Copy out the listing that follows, exact in every word, and skip the images.

---------- Source material

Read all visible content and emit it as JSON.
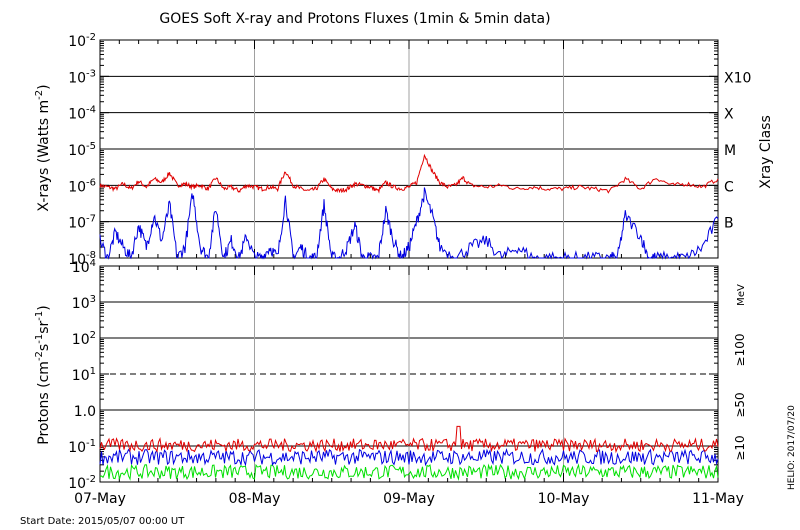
{
  "chart_data": [
    {
      "type": "line",
      "title": "GOES Soft X-ray and Protons Fluxes   (1min & 5min data)",
      "ylabel": "X-rays (Watts m⁻²)",
      "ylabel_parts": [
        "X-rays (Watts m",
        "-2",
        ")"
      ],
      "right_label": "Xray Class",
      "yscale": "log",
      "ylim": [
        1e-08,
        0.01
      ],
      "ytick_exponents": [
        -8,
        -7,
        -6,
        -5,
        -4,
        -3,
        -2
      ],
      "ytick_base": "10",
      "class_labels": [
        {
          "label": "X10",
          "exp": -3
        },
        {
          "label": "X",
          "exp": -4
        },
        {
          "label": "M",
          "exp": -5
        },
        {
          "label": "C",
          "exp": -6
        },
        {
          "label": "B",
          "exp": -7
        }
      ],
      "x_days": [
        "07-May",
        "08-May",
        "09-May",
        "10-May",
        "11-May"
      ],
      "xlim_days": [
        0,
        4
      ],
      "series": [
        {
          "color": "#e00000",
          "x_days": [
            0,
            0.05,
            0.1,
            0.15,
            0.2,
            0.25,
            0.3,
            0.35,
            0.4,
            0.45,
            0.5,
            0.55,
            0.6,
            0.65,
            0.7,
            0.75,
            0.8,
            0.85,
            0.9,
            0.95,
            1.0,
            1.05,
            1.1,
            1.15,
            1.2,
            1.25,
            1.3,
            1.35,
            1.4,
            1.45,
            1.5,
            1.55,
            1.6,
            1.65,
            1.7,
            1.75,
            1.8,
            1.85,
            1.9,
            1.95,
            2.0,
            2.05,
            2.1,
            2.15,
            2.2,
            2.25,
            2.3,
            2.35,
            2.4,
            2.5,
            2.6,
            2.7,
            2.8,
            2.9,
            3.0,
            3.1,
            3.2,
            3.3,
            3.4,
            3.5,
            3.6,
            3.7,
            3.8,
            3.9,
            4.0
          ],
          "y": [
            1e-06,
            9e-07,
            8e-07,
            1.1e-06,
            8e-07,
            1.3e-06,
            9e-07,
            1.5e-06,
            1.2e-06,
            2.2e-06,
            1e-06,
            1.1e-06,
            9e-07,
            1e-06,
            8e-07,
            1.6e-06,
            8e-07,
            9e-07,
            7e-07,
            1e-06,
            9e-07,
            8e-07,
            9e-07,
            8e-07,
            2.5e-06,
            1e-06,
            8e-07,
            7e-07,
            8e-07,
            1.5e-06,
            8e-07,
            7e-07,
            8e-07,
            1.1e-06,
            1e-06,
            9e-07,
            7e-07,
            1.2e-06,
            9e-07,
            8e-07,
            9e-07,
            1.2e-06,
            7e-06,
            2.5e-06,
            1.2e-06,
            9e-07,
            1e-06,
            1.6e-06,
            1e-06,
            9e-07,
            1e-06,
            8e-07,
            9e-07,
            8e-07,
            8e-07,
            9e-07,
            8e-07,
            7e-07,
            1.5e-06,
            8e-07,
            1.6e-06,
            1e-06,
            1.1e-06,
            9e-07,
            1.5e-06
          ]
        },
        {
          "color": "#0000e0",
          "x_days": [
            0,
            0.05,
            0.1,
            0.15,
            0.2,
            0.25,
            0.3,
            0.35,
            0.4,
            0.45,
            0.5,
            0.55,
            0.6,
            0.65,
            0.7,
            0.75,
            0.8,
            0.85,
            0.9,
            0.95,
            1.0,
            1.05,
            1.1,
            1.15,
            1.2,
            1.25,
            1.3,
            1.35,
            1.4,
            1.45,
            1.5,
            1.55,
            1.6,
            1.65,
            1.7,
            1.75,
            1.8,
            1.85,
            1.9,
            1.95,
            2.0,
            2.05,
            2.1,
            2.15,
            2.2,
            2.3,
            2.4,
            2.5,
            2.6,
            2.7,
            2.8,
            2.9,
            3.0,
            3.1,
            3.2,
            3.3,
            3.35,
            3.4,
            3.5,
            3.55,
            3.6,
            3.7,
            3.8,
            3.9,
            4.0
          ],
          "y": [
            3e-08,
            1e-08,
            5e-08,
            2e-08,
            1e-08,
            8e-08,
            2e-08,
            1.5e-07,
            3e-08,
            3e-07,
            1e-08,
            2e-08,
            6e-07,
            2e-08,
            1e-08,
            2.5e-07,
            1e-08,
            3e-08,
            1e-08,
            4e-08,
            1e-08,
            1e-08,
            2e-08,
            1e-08,
            4.5e-07,
            1e-08,
            2e-08,
            1e-08,
            1e-08,
            3e-07,
            1e-08,
            1e-08,
            2e-08,
            8e-08,
            1e-08,
            1e-08,
            1e-08,
            2e-07,
            3e-08,
            1e-08,
            2e-08,
            1e-07,
            6e-07,
            1.5e-07,
            2e-08,
            1e-08,
            2e-08,
            3e-08,
            1e-08,
            2e-08,
            1e-08,
            1e-08,
            1e-08,
            1e-08,
            1e-08,
            1e-08,
            1e-08,
            1.5e-07,
            4e-08,
            1e-08,
            1e-08,
            1e-08,
            1e-08,
            2e-08,
            1.2e-07
          ]
        }
      ]
    },
    {
      "type": "line",
      "ylabel": "Protons (cm⁻²s⁻¹sr⁻¹)",
      "ylabel_parts": [
        "Protons (cm",
        "-2",
        "s",
        "-1",
        "sr",
        "-1",
        ")"
      ],
      "yscale": "log",
      "ylim": [
        0.01,
        10000.0
      ],
      "ytick_labels": [
        "10-2",
        "10-1",
        "1.0",
        "101",
        "102",
        "103",
        "104"
      ],
      "ytick_exponents": [
        -2,
        -1,
        0,
        1,
        2,
        3,
        4
      ],
      "threshold": {
        "value": 10,
        "style": "dashed"
      },
      "energy_unit": "MeV",
      "x_days": [
        "07-May",
        "08-May",
        "09-May",
        "10-May",
        "11-May"
      ],
      "series": [
        {
          "name": "≥10",
          "color": "#e00000",
          "level": 0.09,
          "noise": [
            0.07,
            0.16
          ],
          "spike": {
            "x_day": 2.32,
            "y": 0.35
          }
        },
        {
          "name": "≥50",
          "color": "#0000e0",
          "level": 0.045,
          "noise": [
            0.03,
            0.08
          ]
        },
        {
          "name": "≥100",
          "color": "#00e000",
          "level": 0.018,
          "noise": [
            0.012,
            0.03
          ]
        }
      ]
    }
  ],
  "footer": {
    "start_date": "Start Date: 2015/05/07 00:00 UT",
    "credit": "HELIO: 2017/07/20"
  },
  "colors": {
    "axis": "#000000",
    "xray_long": "#e00000",
    "xray_short": "#0000e0",
    "p10": "#e00000",
    "p50": "#0000e0",
    "p100": "#00e000",
    "day_grid": "#a0a0a0"
  }
}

--------------------

Solution for this exercise:
Read all visible content and emit it as JSON.
{
  "chart_data": [
    {
      "type": "line",
      "title": "GOES Soft X-ray and Protons Fluxes   (1min & 5min data)",
      "ylabel": "X-rays (Watts m⁻²)",
      "ylabel_parts": [
        "X-rays (Watts m",
        "-2",
        ")"
      ],
      "right_label": "Xray Class",
      "yscale": "log",
      "ylim": [
        1e-08,
        0.01
      ],
      "ytick_exponents": [
        -8,
        -7,
        -6,
        -5,
        -4,
        -3,
        -2
      ],
      "ytick_base": "10",
      "class_labels": [
        {
          "label": "X10",
          "exp": -3
        },
        {
          "label": "X",
          "exp": -4
        },
        {
          "label": "M",
          "exp": -5
        },
        {
          "label": "C",
          "exp": -6
        },
        {
          "label": "B",
          "exp": -7
        }
      ],
      "x_days": [
        "07-May",
        "08-May",
        "09-May",
        "10-May",
        "11-May"
      ],
      "xlim_days": [
        0,
        4
      ],
      "series": [
        {
          "color": "#e00000",
          "x_days": [
            0,
            0.05,
            0.1,
            0.15,
            0.2,
            0.25,
            0.3,
            0.35,
            0.4,
            0.45,
            0.5,
            0.55,
            0.6,
            0.65,
            0.7,
            0.75,
            0.8,
            0.85,
            0.9,
            0.95,
            1.0,
            1.05,
            1.1,
            1.15,
            1.2,
            1.25,
            1.3,
            1.35,
            1.4,
            1.45,
            1.5,
            1.55,
            1.6,
            1.65,
            1.7,
            1.75,
            1.8,
            1.85,
            1.9,
            1.95,
            2.0,
            2.05,
            2.1,
            2.15,
            2.2,
            2.25,
            2.3,
            2.35,
            2.4,
            2.5,
            2.6,
            2.7,
            2.8,
            2.9,
            3.0,
            3.1,
            3.2,
            3.3,
            3.4,
            3.5,
            3.6,
            3.7,
            3.8,
            3.9,
            4.0
          ],
          "y": [
            1e-06,
            9e-07,
            8e-07,
            1.1e-06,
            8e-07,
            1.3e-06,
            9e-07,
            1.5e-06,
            1.2e-06,
            2.2e-06,
            1e-06,
            1.1e-06,
            9e-07,
            1e-06,
            8e-07,
            1.6e-06,
            8e-07,
            9e-07,
            7e-07,
            1e-06,
            9e-07,
            8e-07,
            9e-07,
            8e-07,
            2.5e-06,
            1e-06,
            8e-07,
            7e-07,
            8e-07,
            1.5e-06,
            8e-07,
            7e-07,
            8e-07,
            1.1e-06,
            1e-06,
            9e-07,
            7e-07,
            1.2e-06,
            9e-07,
            8e-07,
            9e-07,
            1.2e-06,
            7e-06,
            2.5e-06,
            1.2e-06,
            9e-07,
            1e-06,
            1.6e-06,
            1e-06,
            9e-07,
            1e-06,
            8e-07,
            9e-07,
            8e-07,
            8e-07,
            9e-07,
            8e-07,
            7e-07,
            1.5e-06,
            8e-07,
            1.6e-06,
            1e-06,
            1.1e-06,
            9e-07,
            1.5e-06
          ]
        },
        {
          "color": "#0000e0",
          "x_days": [
            0,
            0.05,
            0.1,
            0.15,
            0.2,
            0.25,
            0.3,
            0.35,
            0.4,
            0.45,
            0.5,
            0.55,
            0.6,
            0.65,
            0.7,
            0.75,
            0.8,
            0.85,
            0.9,
            0.95,
            1.0,
            1.05,
            1.1,
            1.15,
            1.2,
            1.25,
            1.3,
            1.35,
            1.4,
            1.45,
            1.5,
            1.55,
            1.6,
            1.65,
            1.7,
            1.75,
            1.8,
            1.85,
            1.9,
            1.95,
            2.0,
            2.05,
            2.1,
            2.15,
            2.2,
            2.3,
            2.4,
            2.5,
            2.6,
            2.7,
            2.8,
            2.9,
            3.0,
            3.1,
            3.2,
            3.3,
            3.35,
            3.4,
            3.5,
            3.55,
            3.6,
            3.7,
            3.8,
            3.9,
            4.0
          ],
          "y": [
            3e-08,
            1e-08,
            5e-08,
            2e-08,
            1e-08,
            8e-08,
            2e-08,
            1.5e-07,
            3e-08,
            3e-07,
            1e-08,
            2e-08,
            6e-07,
            2e-08,
            1e-08,
            2.5e-07,
            1e-08,
            3e-08,
            1e-08,
            4e-08,
            1e-08,
            1e-08,
            2e-08,
            1e-08,
            4.5e-07,
            1e-08,
            2e-08,
            1e-08,
            1e-08,
            3e-07,
            1e-08,
            1e-08,
            2e-08,
            8e-08,
            1e-08,
            1e-08,
            1e-08,
            2e-07,
            3e-08,
            1e-08,
            2e-08,
            1e-07,
            6e-07,
            1.5e-07,
            2e-08,
            1e-08,
            2e-08,
            3e-08,
            1e-08,
            2e-08,
            1e-08,
            1e-08,
            1e-08,
            1e-08,
            1e-08,
            1e-08,
            1e-08,
            1.5e-07,
            4e-08,
            1e-08,
            1e-08,
            1e-08,
            1e-08,
            2e-08,
            1.2e-07
          ]
        }
      ]
    },
    {
      "type": "line",
      "ylabel": "Protons (cm⁻²s⁻¹sr⁻¹)",
      "ylabel_parts": [
        "Protons (cm",
        "-2",
        "s",
        "-1",
        "sr",
        "-1",
        ")"
      ],
      "yscale": "log",
      "ylim": [
        0.01,
        10000.0
      ],
      "ytick_labels": [
        "10-2",
        "10-1",
        "1.0",
        "101",
        "102",
        "103",
        "104"
      ],
      "ytick_exponents": [
        -2,
        -1,
        0,
        1,
        2,
        3,
        4
      ],
      "threshold": {
        "value": 10,
        "style": "dashed"
      },
      "energy_unit": "MeV",
      "x_days": [
        "07-May",
        "08-May",
        "09-May",
        "10-May",
        "11-May"
      ],
      "series": [
        {
          "name": "≥10",
          "color": "#e00000",
          "level": 0.09,
          "noise": [
            0.07,
            0.16
          ],
          "spike": {
            "x_day": 2.32,
            "y": 0.35
          }
        },
        {
          "name": "≥50",
          "color": "#0000e0",
          "level": 0.045,
          "noise": [
            0.03,
            0.08
          ]
        },
        {
          "name": "≥100",
          "color": "#00e000",
          "level": 0.018,
          "noise": [
            0.012,
            0.03
          ]
        }
      ]
    }
  ],
  "footer": {
    "start_date": "Start Date: 2015/05/07 00:00 UT",
    "credit": "HELIO: 2017/07/20"
  },
  "colors": {
    "axis": "#000000",
    "xray_long": "#e00000",
    "xray_short": "#0000e0",
    "p10": "#e00000",
    "p50": "#0000e0",
    "p100": "#00e000",
    "day_grid": "#a0a0a0"
  }
}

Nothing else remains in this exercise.